**Set task**
Repeat every entry word for word, but leave the images out of your copy.

**Records shown**
-=-=-=-=-
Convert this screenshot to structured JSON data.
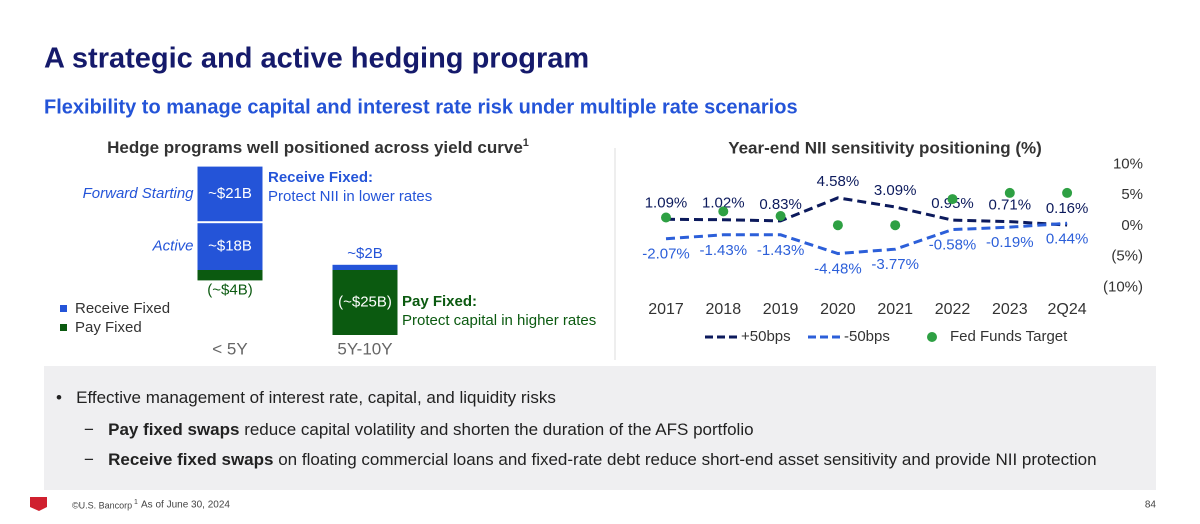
{
  "header": {
    "title": "A strategic and active hedging program",
    "subtitle": "Flexibility to manage capital and interest rate risk under multiple rate scenarios"
  },
  "chart_data": [
    {
      "type": "bar",
      "stacked": true,
      "title": "Hedge programs well positioned across yield curve",
      "title_footnote": "1",
      "categories": [
        "< 5Y",
        "5Y-10Y"
      ],
      "series": [
        {
          "name": "Receive Fixed",
          "segment_label": "Active",
          "color": "#2454d8",
          "values": [
            18,
            2
          ],
          "value_labels": [
            "~$18B",
            "~$2B"
          ]
        },
        {
          "name": "Receive Fixed",
          "segment_label": "Forward Starting",
          "color": "#2454d8",
          "values": [
            21,
            null
          ],
          "value_labels": [
            "~$21B",
            null
          ]
        },
        {
          "name": "Pay Fixed",
          "color": "#0b5a10",
          "values": [
            -4,
            -25
          ],
          "value_labels": [
            "(~$4B)",
            "(~$25B)"
          ]
        }
      ],
      "annotations": [
        {
          "title": "Receive Fixed:",
          "text": "Protect NII in lower rates",
          "color": "#2454d8"
        },
        {
          "title": "Pay Fixed:",
          "text": "Protect capital in higher rates",
          "color": "#0b5a10"
        }
      ]
    },
    {
      "type": "line",
      "title": "Year-end NII sensitivity positioning (%)",
      "categories": [
        "2017",
        "2018",
        "2019",
        "2020",
        "2021",
        "2022",
        "2023",
        "2Q24"
      ],
      "ylim": [
        -10,
        10
      ],
      "yticks": [
        {
          "value": 10,
          "label": "10%"
        },
        {
          "value": 5,
          "label": "5%"
        },
        {
          "value": 0,
          "label": "0%"
        },
        {
          "value": -5,
          "label": "(5%)"
        },
        {
          "value": -10,
          "label": "(10%)"
        }
      ],
      "grid": false,
      "series": [
        {
          "name": "+50bps",
          "style": "dashed",
          "color": "#0c1a5c",
          "values": [
            1.09,
            1.02,
            0.83,
            4.58,
            3.09,
            0.95,
            0.71,
            0.16
          ],
          "value_labels": [
            "1.09%",
            "1.02%",
            "0.83%",
            "4.58%",
            "3.09%",
            "0.95%",
            "0.71%",
            "0.16%"
          ]
        },
        {
          "name": "-50bps",
          "style": "dashed",
          "color": "#2c5fd9",
          "values": [
            -2.07,
            -1.43,
            -1.43,
            -4.48,
            -3.77,
            -0.58,
            -0.19,
            0.44
          ],
          "value_labels": [
            "-2.07%",
            "-1.43%",
            "-1.43%",
            "-4.48%",
            "-3.77%",
            "-0.58%",
            "-0.19%",
            "0.44%"
          ]
        },
        {
          "name": "Fed Funds Target",
          "style": "dot",
          "color": "#2ea043",
          "values": [
            1.38,
            2.38,
            1.63,
            0.13,
            0.13,
            4.38,
            5.38,
            5.38
          ]
        }
      ]
    }
  ],
  "bullets": [
    {
      "text": "Effective management of interest rate, capital, and liquidity risks"
    },
    {
      "bold": "Pay fixed swaps",
      "text": "reduce capital volatility and shorten the duration of the AFS portfolio"
    },
    {
      "bold": "Receive fixed swaps",
      "text": "on floating commercial loans and fixed-rate debt reduce short-end asset sensitivity and provide NII protection"
    }
  ],
  "footer": {
    "brand": "©U.S. Bancorp",
    "footnote_marker": "1",
    "footnote": "As of June 30, 2024",
    "page": "84"
  }
}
-=-=-=-=-
**Answer to this exercise**
Convert this screenshot to structured JSON data.
{
  "header": {
    "title": "A strategic and active hedging program",
    "subtitle": "Flexibility to manage capital and interest rate risk under multiple rate scenarios"
  },
  "chart_data": [
    {
      "type": "bar",
      "stacked": true,
      "title": "Hedge programs well positioned across yield curve",
      "title_footnote": "1",
      "categories": [
        "< 5Y",
        "5Y-10Y"
      ],
      "series": [
        {
          "name": "Receive Fixed",
          "segment_label": "Active",
          "color": "#2454d8",
          "values": [
            18,
            2
          ],
          "value_labels": [
            "~$18B",
            "~$2B"
          ]
        },
        {
          "name": "Receive Fixed",
          "segment_label": "Forward Starting",
          "color": "#2454d8",
          "values": [
            21,
            null
          ],
          "value_labels": [
            "~$21B",
            null
          ]
        },
        {
          "name": "Pay Fixed",
          "color": "#0b5a10",
          "values": [
            -4,
            -25
          ],
          "value_labels": [
            "(~$4B)",
            "(~$25B)"
          ]
        }
      ],
      "annotations": [
        {
          "title": "Receive Fixed:",
          "text": "Protect NII in lower rates",
          "color": "#2454d8"
        },
        {
          "title": "Pay Fixed:",
          "text": "Protect capital in higher rates",
          "color": "#0b5a10"
        }
      ]
    },
    {
      "type": "line",
      "title": "Year-end NII sensitivity positioning (%)",
      "categories": [
        "2017",
        "2018",
        "2019",
        "2020",
        "2021",
        "2022",
        "2023",
        "2Q24"
      ],
      "ylim": [
        -10,
        10
      ],
      "yticks": [
        {
          "value": 10,
          "label": "10%"
        },
        {
          "value": 5,
          "label": "5%"
        },
        {
          "value": 0,
          "label": "0%"
        },
        {
          "value": -5,
          "label": "(5%)"
        },
        {
          "value": -10,
          "label": "(10%)"
        }
      ],
      "grid": false,
      "series": [
        {
          "name": "+50bps",
          "style": "dashed",
          "color": "#0c1a5c",
          "values": [
            1.09,
            1.02,
            0.83,
            4.58,
            3.09,
            0.95,
            0.71,
            0.16
          ],
          "value_labels": [
            "1.09%",
            "1.02%",
            "0.83%",
            "4.58%",
            "3.09%",
            "0.95%",
            "0.71%",
            "0.16%"
          ]
        },
        {
          "name": "-50bps",
          "style": "dashed",
          "color": "#2c5fd9",
          "values": [
            -2.07,
            -1.43,
            -1.43,
            -4.48,
            -3.77,
            -0.58,
            -0.19,
            0.44
          ],
          "value_labels": [
            "-2.07%",
            "-1.43%",
            "-1.43%",
            "-4.48%",
            "-3.77%",
            "-0.58%",
            "-0.19%",
            "0.44%"
          ]
        },
        {
          "name": "Fed Funds Target",
          "style": "dot",
          "color": "#2ea043",
          "values": [
            1.38,
            2.38,
            1.63,
            0.13,
            0.13,
            4.38,
            5.38,
            5.38
          ]
        }
      ]
    }
  ],
  "bullets": [
    {
      "text": "Effective management of interest rate, capital, and liquidity risks"
    },
    {
      "bold": "Pay fixed swaps",
      "text": "reduce capital volatility and shorten the duration of the AFS portfolio"
    },
    {
      "bold": "Receive fixed swaps",
      "text": "on floating commercial loans and fixed-rate debt reduce short-end asset sensitivity and provide NII protection"
    }
  ],
  "footer": {
    "brand": "©U.S. Bancorp",
    "footnote_marker": "1",
    "footnote": "As of June 30, 2024",
    "page": "84"
  }
}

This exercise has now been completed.